Once again: Why you shouldn't blindly install things on your Mac

A new group of bad people (the Internet is filled with them) have found a way to prey on unsuspecting folks who are typo prone. As someone who is habitually not paying attention when banging on the keys, It caught my eye.

It seems that people who accidentally misspell a URL and end it with .om versus .com are being redirected to sites that only exist to serve malware. Sites many of us visit every day have been spoofed, such as Citibank, Dell, Macy's and Gmail. Our testing hasn't seen the issue on the listed sites, but it's always better to be safe than sorry.

According to Endgame:

Our discovery of the malicious netflix.om led us to focus our research on typosquatting via registrations of domains using alternate TLDs. As of March 9, there are 1247 TLDs on the Internet according to the Internet Corporation for Assigned Names and Numbers (ICANN), the non-profit organization responsible for handling the overall Internet namespace. This includes commonly seen TLDs like .com, .org, and .gov that are familiar to most Internet users. There are 251 ccTLDs representing nearly every country on Earth (many countries may have more than one ccTLD). Beyond this, since 2013, ICANN began approving hundreds of new TLDs such as .guru, .tech, .florist, and many more. This is a huge set of alternate TLDs which could be abused.The most interesting set of TLDs for typosquatters are those that are likely to be mistyped. We have seen some research on typosquatting of .co and .cm, the ccTLDs for Colombia and Cameroon, respectively. Similarly, as we discovered with the Netflix example, the ccTLD assigned to the country of Oman, .om, is a prime candidate. Simply drop the "c" in ".com" and you're there. An alternative method we also considered is flipping the "c" and the ".". For example, "google.com" becomes "googlec.om".

_WRITTEN REQUEST A_:
Output the part of the typosquatting article starting at "A new group" and ending at "caught my eye.", reproducing it word for word.

_RECORD SET_:
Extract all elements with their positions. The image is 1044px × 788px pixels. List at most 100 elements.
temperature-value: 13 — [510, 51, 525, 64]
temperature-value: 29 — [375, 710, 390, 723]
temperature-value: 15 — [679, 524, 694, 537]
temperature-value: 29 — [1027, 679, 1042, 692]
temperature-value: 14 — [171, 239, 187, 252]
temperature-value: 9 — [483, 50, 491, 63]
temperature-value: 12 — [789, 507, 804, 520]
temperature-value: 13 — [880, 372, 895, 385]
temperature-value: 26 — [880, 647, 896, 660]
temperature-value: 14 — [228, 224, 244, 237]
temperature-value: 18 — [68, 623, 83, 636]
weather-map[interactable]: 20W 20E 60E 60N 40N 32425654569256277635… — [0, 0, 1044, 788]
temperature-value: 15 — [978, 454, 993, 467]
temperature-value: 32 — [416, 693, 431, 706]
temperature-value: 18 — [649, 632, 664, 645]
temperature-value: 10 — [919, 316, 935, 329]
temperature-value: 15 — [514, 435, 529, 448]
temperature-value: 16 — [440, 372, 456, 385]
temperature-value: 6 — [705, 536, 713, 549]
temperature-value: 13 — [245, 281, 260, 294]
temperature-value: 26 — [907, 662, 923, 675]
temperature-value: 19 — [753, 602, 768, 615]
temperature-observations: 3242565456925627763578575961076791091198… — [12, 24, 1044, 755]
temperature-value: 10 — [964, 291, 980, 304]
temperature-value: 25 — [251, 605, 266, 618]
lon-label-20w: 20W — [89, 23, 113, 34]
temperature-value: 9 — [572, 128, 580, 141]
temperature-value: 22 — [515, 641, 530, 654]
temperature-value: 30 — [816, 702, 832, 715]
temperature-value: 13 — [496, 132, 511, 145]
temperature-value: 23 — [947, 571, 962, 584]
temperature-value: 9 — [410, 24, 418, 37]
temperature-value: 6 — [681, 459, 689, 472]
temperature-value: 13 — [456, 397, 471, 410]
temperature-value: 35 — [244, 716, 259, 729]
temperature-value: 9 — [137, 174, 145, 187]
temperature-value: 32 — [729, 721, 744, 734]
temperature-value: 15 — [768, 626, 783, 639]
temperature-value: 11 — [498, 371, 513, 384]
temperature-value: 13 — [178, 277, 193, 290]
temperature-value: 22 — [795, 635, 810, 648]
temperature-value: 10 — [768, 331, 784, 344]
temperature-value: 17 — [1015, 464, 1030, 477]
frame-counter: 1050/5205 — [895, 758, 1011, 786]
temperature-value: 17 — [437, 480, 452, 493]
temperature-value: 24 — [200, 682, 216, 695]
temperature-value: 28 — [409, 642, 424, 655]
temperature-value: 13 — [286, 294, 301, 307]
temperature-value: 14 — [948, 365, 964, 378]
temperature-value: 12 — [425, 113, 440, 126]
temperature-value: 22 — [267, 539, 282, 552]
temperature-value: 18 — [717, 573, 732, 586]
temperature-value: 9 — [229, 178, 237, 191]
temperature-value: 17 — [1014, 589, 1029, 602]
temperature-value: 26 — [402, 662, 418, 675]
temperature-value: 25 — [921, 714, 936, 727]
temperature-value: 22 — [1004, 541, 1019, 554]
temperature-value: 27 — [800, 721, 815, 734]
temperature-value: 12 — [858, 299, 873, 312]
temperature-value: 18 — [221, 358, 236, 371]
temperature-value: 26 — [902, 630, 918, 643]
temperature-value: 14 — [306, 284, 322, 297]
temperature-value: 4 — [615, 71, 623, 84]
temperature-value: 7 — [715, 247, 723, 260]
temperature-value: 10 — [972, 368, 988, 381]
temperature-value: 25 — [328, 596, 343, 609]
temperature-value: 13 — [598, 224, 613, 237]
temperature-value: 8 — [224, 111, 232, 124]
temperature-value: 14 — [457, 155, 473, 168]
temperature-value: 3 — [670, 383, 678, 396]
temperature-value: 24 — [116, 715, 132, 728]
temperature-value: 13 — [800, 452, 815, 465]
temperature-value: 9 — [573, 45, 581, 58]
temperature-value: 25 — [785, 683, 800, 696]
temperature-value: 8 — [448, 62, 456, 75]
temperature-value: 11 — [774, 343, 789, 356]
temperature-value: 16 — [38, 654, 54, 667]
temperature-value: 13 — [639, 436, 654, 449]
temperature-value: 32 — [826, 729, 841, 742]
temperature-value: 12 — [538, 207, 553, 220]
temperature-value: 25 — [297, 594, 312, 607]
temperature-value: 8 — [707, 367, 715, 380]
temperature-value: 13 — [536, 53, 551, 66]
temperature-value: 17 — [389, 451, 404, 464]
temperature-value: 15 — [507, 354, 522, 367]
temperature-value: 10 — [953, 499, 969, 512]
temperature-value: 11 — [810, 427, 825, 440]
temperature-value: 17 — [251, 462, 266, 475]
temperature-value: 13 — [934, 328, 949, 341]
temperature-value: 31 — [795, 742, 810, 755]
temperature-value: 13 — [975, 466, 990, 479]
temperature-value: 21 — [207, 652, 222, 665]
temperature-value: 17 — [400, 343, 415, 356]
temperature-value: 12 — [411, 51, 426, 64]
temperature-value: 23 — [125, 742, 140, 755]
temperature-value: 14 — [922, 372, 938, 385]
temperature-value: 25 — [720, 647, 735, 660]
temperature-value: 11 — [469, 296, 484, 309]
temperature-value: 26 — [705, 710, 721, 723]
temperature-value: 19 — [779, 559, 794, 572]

_WRITTEN REQUEST B_:
In the rows starting at the first row and ending at the row containing "temperature-value: 10 — [919, 316, 935, 329]", replace "temperature-value" with "temp-reading" and leave everything else unchanged. Give back only those rows.

_EXPECTED OUTPUT A_:
A new group of bad people (the Internet is filled with them) have found a way to prey on unsuspecting folks who are typo prone. As someone who is habitually not paying attention when banging on the keys, It caught my eye.

_EXPECTED OUTPUT B_:
Extract all elements with their positions. The image is 1044px × 788px pixels. List at most 100 elements.
temp-reading: 13 — [510, 51, 525, 64]
temp-reading: 29 — [375, 710, 390, 723]
temp-reading: 15 — [679, 524, 694, 537]
temp-reading: 29 — [1027, 679, 1042, 692]
temp-reading: 14 — [171, 239, 187, 252]
temp-reading: 9 — [483, 50, 491, 63]
temp-reading: 12 — [789, 507, 804, 520]
temp-reading: 13 — [880, 372, 895, 385]
temp-reading: 26 — [880, 647, 896, 660]
temp-reading: 14 — [228, 224, 244, 237]
temp-reading: 18 — [68, 623, 83, 636]
weather-map[interactable]: 20W 20E 60E 60N 40N 32425654569256277635… — [0, 0, 1044, 788]
temp-reading: 15 — [978, 454, 993, 467]
temp-reading: 32 — [416, 693, 431, 706]
temp-reading: 18 — [649, 632, 664, 645]
temp-reading: 10 — [919, 316, 935, 329]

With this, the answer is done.